## SET TASK
Find how many lines in the material contain "Modbus"; your answer should be that number alone.
[START RECORD EXTRACTS]
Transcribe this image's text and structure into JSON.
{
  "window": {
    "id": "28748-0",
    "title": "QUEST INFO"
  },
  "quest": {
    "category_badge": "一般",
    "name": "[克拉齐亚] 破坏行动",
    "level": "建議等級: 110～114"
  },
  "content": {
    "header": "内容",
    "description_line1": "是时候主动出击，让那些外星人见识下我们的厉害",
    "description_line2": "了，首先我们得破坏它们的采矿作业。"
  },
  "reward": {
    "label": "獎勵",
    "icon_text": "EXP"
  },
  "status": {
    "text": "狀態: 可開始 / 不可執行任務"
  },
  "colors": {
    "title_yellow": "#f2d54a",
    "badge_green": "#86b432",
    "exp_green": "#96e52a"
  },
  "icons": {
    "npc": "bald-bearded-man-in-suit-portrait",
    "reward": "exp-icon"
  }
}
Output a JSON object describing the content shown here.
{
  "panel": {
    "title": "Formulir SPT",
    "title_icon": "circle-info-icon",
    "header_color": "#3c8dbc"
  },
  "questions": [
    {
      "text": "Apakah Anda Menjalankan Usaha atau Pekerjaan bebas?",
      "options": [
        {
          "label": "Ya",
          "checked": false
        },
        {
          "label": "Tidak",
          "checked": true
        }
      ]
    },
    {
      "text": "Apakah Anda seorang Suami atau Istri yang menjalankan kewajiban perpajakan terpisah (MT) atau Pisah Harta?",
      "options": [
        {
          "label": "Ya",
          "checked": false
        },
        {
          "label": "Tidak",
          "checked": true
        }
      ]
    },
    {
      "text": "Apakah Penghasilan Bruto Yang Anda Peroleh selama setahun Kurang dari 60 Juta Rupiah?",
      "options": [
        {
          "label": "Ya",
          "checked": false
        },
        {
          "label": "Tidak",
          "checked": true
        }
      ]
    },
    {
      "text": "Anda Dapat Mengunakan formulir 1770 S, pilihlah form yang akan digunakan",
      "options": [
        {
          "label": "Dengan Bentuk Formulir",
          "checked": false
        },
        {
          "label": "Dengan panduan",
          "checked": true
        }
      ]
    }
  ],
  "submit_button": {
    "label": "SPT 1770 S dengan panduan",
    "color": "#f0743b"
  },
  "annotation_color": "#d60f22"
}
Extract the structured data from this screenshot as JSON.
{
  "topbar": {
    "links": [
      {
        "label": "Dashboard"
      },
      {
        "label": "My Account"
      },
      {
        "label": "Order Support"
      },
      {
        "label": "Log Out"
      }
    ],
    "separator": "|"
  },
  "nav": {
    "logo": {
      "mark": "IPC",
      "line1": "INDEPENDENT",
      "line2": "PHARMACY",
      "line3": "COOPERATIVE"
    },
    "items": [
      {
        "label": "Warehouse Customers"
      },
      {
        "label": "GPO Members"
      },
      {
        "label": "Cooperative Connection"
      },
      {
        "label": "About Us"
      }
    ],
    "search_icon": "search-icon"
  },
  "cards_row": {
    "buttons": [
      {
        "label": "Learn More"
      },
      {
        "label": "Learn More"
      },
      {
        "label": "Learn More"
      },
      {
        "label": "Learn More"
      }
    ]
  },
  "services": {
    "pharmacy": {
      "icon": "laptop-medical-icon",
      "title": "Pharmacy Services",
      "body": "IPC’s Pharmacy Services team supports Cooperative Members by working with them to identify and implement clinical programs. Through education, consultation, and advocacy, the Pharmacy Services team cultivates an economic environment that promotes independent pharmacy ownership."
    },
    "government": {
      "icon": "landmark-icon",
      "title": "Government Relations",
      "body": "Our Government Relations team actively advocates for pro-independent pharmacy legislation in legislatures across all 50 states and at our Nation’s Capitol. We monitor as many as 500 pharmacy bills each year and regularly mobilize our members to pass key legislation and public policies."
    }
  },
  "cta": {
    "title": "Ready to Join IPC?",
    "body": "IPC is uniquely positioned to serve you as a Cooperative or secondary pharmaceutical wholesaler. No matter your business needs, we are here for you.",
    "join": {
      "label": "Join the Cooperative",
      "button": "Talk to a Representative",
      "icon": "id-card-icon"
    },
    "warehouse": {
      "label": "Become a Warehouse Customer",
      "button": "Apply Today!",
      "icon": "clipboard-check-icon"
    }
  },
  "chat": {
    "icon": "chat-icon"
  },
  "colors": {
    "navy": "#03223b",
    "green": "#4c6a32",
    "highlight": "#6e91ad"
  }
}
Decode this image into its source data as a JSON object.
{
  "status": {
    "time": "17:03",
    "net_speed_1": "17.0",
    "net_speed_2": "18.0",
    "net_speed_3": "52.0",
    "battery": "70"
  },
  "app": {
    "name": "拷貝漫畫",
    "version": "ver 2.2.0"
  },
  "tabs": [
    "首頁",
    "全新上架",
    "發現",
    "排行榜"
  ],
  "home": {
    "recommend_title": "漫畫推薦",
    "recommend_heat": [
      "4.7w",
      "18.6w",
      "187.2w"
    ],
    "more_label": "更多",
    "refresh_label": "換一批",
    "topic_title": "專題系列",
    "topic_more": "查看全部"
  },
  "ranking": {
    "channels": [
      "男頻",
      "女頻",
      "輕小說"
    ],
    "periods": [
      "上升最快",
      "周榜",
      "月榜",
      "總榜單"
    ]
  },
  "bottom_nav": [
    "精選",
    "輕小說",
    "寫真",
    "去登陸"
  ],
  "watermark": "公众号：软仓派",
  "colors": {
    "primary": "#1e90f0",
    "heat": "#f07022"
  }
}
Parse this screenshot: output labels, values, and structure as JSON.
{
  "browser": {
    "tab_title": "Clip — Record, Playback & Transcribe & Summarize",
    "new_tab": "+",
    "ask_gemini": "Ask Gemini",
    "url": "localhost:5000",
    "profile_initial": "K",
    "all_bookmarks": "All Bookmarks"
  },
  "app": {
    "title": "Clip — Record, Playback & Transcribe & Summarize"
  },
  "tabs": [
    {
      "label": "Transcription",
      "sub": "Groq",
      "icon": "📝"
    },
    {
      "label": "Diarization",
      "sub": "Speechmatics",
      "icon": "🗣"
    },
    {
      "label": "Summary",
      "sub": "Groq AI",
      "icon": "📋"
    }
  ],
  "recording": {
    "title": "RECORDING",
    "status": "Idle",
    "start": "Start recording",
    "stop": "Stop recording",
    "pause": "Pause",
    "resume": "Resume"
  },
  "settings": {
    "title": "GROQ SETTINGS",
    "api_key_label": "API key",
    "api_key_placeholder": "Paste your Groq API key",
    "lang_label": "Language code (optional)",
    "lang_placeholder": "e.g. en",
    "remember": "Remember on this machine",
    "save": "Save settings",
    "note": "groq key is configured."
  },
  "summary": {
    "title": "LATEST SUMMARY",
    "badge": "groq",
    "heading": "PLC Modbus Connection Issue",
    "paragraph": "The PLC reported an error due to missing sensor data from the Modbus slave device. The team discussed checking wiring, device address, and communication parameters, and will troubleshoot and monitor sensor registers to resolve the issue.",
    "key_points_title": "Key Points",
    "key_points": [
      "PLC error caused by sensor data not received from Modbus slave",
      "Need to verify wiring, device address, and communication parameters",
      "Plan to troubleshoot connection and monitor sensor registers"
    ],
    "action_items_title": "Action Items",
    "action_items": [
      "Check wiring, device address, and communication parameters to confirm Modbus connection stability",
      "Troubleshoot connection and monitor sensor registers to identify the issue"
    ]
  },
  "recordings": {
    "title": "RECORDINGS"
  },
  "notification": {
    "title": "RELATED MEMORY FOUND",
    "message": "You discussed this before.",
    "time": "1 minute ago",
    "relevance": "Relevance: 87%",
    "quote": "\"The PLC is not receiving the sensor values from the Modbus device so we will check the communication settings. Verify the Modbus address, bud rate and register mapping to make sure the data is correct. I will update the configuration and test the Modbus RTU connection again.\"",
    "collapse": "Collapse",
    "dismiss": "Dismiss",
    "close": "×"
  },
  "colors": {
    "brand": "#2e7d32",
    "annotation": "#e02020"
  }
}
[END RECORD EXTRACTS]
## SOLUTION TO THIS PROBLEM
5